**OBJECTIVE:**
Reproduce each line that includes the word "icon".

**RECORDS FOR THIS EXERCISE:**

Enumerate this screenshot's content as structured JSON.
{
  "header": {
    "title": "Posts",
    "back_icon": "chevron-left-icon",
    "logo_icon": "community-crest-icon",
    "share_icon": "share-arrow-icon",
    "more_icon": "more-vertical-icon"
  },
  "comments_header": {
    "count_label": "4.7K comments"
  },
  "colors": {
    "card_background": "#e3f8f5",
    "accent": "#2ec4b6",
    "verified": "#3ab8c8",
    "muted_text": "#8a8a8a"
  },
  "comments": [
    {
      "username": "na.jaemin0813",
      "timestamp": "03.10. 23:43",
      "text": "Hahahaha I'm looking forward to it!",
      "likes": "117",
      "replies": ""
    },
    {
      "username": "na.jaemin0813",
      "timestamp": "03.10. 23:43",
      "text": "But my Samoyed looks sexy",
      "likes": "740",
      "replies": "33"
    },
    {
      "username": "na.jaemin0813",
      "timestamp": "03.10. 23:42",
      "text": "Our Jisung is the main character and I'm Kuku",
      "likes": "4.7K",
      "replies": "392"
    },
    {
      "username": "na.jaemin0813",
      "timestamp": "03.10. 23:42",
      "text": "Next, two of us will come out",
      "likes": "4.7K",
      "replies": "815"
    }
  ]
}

==

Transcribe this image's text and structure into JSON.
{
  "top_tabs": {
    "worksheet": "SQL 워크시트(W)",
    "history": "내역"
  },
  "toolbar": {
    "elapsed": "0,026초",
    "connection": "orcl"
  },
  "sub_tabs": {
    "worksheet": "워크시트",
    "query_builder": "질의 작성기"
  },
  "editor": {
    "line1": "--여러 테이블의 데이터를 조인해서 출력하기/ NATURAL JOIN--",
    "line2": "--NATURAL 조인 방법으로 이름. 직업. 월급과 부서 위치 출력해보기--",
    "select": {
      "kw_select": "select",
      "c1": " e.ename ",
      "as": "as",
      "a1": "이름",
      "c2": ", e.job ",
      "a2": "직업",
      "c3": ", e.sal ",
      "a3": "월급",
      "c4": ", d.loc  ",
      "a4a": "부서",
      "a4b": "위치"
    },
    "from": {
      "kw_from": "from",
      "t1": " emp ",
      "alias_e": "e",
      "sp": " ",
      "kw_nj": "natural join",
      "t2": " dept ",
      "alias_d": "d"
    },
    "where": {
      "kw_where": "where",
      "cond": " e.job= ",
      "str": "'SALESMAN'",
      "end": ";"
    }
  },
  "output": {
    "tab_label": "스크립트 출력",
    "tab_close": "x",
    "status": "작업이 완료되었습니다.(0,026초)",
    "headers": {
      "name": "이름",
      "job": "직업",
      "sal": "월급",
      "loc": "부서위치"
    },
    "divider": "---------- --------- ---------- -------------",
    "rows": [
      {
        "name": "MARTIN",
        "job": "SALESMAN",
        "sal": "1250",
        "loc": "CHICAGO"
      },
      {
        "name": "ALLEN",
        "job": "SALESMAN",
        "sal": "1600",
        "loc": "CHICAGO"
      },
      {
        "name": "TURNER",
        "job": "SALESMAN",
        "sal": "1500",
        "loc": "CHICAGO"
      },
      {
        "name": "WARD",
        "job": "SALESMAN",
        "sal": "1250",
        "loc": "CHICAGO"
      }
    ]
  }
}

**SOLUTION:**
    "back_icon": "chevron-left-icon",
    "logo_icon": "community-crest-icon",
    "share_icon": "share-arrow-icon",
    "more_icon": "more-vertical-icon"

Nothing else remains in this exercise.